## Prompt
In full and without deviation, write out the entries that follow.

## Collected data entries
***

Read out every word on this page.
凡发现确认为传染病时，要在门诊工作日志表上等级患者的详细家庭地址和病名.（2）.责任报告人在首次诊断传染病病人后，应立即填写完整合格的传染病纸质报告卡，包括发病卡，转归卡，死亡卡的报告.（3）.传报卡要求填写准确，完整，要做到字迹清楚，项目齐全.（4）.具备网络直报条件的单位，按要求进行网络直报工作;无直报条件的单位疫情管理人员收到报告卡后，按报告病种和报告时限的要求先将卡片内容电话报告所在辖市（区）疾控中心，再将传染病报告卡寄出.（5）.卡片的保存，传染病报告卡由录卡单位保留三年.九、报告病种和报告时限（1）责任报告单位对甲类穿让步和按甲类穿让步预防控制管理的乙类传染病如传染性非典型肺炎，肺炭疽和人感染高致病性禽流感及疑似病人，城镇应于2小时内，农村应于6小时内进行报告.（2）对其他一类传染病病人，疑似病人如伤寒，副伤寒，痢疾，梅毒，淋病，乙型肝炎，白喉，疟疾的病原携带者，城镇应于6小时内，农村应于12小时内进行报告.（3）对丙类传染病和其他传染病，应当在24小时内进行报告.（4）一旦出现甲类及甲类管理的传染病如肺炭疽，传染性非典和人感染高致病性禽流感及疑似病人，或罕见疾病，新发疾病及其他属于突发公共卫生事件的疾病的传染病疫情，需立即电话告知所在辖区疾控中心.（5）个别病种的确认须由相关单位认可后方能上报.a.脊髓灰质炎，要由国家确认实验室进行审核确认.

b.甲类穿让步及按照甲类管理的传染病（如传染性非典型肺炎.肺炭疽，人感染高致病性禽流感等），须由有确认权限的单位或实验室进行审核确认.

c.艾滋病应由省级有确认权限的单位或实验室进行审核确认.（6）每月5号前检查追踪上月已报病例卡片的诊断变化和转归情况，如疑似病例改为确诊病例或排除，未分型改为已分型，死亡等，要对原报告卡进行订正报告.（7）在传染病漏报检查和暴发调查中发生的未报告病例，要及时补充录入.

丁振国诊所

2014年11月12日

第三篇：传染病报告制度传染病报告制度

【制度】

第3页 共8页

***

## Finished exercise
Read out every word on this page.
凡发现确认为传染病时，要在门诊工作日志表上等级患者的详细家庭地址和病名.（2）.责任报告人在首次诊断传染病病人后，应立即填写完整合格的传染病纸质报告卡，包括发病卡，转归卡，死亡卡的报告.（3）.传报卡要求填写准确，完整，要做到字迹清楚，项目齐全.（4）.具备网络直报条件的单位，按要求进行网络直报工作;无直报条件的单位疫情管理人员收到报告卡后，按报告病种和报告时限的要求先将卡片内容电话报告所在辖市（区）疾控中心，再将传染病报告卡寄出.（5）.卡片的保存，传染病报告卡由录卡单位保留三年.九、报告病种和报告时限（1）责任报告单位对甲类穿让步和按甲类穿让步预防控制管理的乙类传染病如传染性非典型肺炎，肺炭疽和人感染高致病性禽流感及疑似病人，城镇应于2小时内，农村应于6小时内进行报告.（2）对其他一类传染病病人，疑似病人如伤寒，副伤寒，痢疾，梅毒，淋病，乙型肝炎，白喉，疟疾的病原携带者，城镇应于6小时内，农村应于12小时内进行报告.（3）对丙类传染病和其他传染病，应当在24小时内进行报告.（4）一旦出现甲类及甲类管理的传染病如肺炭疽，传染性非典和人感染高致病性禽流感及疑似病人，或罕见疾病，新发疾病及其他属于突发公共卫生事件的疾病的传染病疫情，需立即电话告知所在辖区疾控中心.（5）个别病种的确认须由相关单位认可后方能上报.a.脊髓灰质炎，要由国家确认实验室进行审核确认.

b.甲类穿让步及按照甲类管理的传染病（如传染性非典型肺炎.肺炭疽，人感染高致病性禽流感等），须由有确认权限的单位或实验室进行审核确认.

c.艾滋病应由省级有确认权限的单位或实验室进行审核确认.（6）每月5号前检查追踪上月已报病例卡片的诊断变化和转归情况，如疑似病例改为确诊病例或排除，未分型改为已分型，死亡等，要对原报告卡进行订正报告.（7）在传染病漏报检查和暴发调查中发生的未报告病例，要及时补充录入.

丁振国诊所

2014年11月12日

第三篇：传染病报告制度传染病报告制度

【制度】

第3页 共8页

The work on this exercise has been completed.